WORK REQUIRED
Print exactly, and only, the lines running from the line containing "What does this" through the end of the records below.

RECORDS SHOWN

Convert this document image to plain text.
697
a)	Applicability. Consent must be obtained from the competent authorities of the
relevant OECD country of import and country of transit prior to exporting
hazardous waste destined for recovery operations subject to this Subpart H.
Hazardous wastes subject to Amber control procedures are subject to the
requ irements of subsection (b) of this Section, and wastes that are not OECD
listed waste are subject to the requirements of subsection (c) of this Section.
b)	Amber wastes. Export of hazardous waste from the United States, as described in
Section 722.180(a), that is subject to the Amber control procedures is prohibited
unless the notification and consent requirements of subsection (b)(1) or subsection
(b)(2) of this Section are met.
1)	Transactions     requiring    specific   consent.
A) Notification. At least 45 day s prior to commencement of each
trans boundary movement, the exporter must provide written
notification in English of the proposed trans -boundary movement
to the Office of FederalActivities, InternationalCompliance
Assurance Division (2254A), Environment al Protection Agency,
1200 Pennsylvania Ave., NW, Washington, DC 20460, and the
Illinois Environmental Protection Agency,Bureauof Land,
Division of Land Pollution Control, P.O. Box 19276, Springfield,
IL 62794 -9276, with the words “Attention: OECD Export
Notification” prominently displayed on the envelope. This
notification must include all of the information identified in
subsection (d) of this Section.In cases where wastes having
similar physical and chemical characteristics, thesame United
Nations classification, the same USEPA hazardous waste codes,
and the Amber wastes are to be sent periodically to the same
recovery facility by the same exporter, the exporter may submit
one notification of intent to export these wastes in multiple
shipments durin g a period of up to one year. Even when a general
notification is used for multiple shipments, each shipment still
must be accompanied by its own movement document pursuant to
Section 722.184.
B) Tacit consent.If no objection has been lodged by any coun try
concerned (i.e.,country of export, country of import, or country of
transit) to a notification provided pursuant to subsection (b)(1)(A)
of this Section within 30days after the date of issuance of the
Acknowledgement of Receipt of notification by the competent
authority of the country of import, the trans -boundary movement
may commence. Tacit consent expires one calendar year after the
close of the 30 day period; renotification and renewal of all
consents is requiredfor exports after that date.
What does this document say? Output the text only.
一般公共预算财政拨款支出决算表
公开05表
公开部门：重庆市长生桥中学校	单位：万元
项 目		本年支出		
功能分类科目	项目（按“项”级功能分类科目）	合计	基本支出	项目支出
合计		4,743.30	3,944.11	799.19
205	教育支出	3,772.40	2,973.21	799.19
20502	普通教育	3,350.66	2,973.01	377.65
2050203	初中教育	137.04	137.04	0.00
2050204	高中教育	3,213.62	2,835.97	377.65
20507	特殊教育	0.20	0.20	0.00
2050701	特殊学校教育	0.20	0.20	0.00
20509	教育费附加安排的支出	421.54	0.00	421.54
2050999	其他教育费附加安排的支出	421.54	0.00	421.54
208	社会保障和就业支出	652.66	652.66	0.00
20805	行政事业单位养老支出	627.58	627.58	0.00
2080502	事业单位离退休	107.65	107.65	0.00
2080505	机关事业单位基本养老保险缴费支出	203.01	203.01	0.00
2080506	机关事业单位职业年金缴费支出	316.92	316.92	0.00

TASK SOLUTION
What does this document say? Output the text only.
一般公共预算财政拨款支出决算表
公开05表
公开部门：重庆市长生桥中学校	单位：万元
项 目		本年支出		
功能分类科目	项目（按“项”级功能分类科目）	合计	基本支出	项目支出
合计		4,743.30	3,944.11	799.19
205	教育支出	3,772.40	2,973.21	799.19
20502	普通教育	3,350.66	2,973.01	377.65
2050203	初中教育	137.04	137.04	0.00
2050204	高中教育	3,213.62	2,835.97	377.65
20507	特殊教育	0.20	0.20	0.00
2050701	特殊学校教育	0.20	0.20	0.00
20509	教育费附加安排的支出	421.54	0.00	421.54
2050999	其他教育费附加安排的支出	421.54	0.00	421.54
208	社会保障和就业支出	652.66	652.66	0.00
20805	行政事业单位养老支出	627.58	627.58	0.00
2080502	事业单位离退休	107.65	107.65	0.00
2080505	机关事业单位基本养老保险缴费支出	203.01	203.01	0.00
2080506	机关事业单位职业年金缴费支出	316.92	316.92	0.00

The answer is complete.